Given information:
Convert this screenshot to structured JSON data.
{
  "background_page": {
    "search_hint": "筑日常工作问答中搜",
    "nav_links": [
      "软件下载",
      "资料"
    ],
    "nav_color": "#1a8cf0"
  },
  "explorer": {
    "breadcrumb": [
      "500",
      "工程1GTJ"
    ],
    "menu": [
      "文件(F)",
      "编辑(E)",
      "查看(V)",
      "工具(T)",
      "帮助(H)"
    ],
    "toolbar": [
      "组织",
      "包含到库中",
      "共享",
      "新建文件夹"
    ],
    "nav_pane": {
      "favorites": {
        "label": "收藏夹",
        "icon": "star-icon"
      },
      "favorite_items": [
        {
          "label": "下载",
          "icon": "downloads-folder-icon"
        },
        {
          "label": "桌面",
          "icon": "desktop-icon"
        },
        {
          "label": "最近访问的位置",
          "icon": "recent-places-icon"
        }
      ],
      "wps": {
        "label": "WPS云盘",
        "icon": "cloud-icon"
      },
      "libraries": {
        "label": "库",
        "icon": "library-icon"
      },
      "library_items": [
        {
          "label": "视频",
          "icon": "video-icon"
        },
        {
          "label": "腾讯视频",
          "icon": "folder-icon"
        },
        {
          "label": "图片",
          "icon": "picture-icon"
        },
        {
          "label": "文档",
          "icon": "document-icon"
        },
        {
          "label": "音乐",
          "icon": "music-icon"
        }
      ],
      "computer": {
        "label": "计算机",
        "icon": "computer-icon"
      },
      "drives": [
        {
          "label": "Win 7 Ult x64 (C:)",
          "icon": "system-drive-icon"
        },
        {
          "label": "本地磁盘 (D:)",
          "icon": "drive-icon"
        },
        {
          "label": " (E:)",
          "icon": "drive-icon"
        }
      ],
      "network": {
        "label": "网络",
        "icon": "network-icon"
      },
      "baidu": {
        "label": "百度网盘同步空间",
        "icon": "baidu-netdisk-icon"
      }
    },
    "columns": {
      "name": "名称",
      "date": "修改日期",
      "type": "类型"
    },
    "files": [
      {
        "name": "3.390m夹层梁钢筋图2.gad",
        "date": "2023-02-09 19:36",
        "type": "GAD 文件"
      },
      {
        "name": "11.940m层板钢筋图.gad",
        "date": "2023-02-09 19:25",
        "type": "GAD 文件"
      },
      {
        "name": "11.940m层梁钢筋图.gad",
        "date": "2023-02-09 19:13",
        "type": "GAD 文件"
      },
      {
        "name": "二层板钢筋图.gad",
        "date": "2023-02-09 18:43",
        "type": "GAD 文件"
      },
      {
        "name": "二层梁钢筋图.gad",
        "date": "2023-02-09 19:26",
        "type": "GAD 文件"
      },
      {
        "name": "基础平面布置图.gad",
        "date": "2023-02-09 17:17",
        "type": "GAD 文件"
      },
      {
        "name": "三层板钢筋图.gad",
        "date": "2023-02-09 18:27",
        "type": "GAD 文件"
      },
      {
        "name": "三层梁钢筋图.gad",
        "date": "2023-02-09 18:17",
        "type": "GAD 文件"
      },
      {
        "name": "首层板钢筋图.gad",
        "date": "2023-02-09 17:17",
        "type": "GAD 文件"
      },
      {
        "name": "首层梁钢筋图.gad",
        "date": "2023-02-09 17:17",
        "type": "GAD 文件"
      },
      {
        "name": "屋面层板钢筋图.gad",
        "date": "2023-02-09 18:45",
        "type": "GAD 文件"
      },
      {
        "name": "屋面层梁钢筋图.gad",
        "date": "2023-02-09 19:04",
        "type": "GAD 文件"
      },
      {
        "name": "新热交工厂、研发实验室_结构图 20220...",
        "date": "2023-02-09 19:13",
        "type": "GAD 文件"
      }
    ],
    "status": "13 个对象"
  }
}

Prompt:
Copy each line of the data above that holds "folder".

Written answer:
          "icon": "downloads-folder-icon"
          "icon": "folder-icon"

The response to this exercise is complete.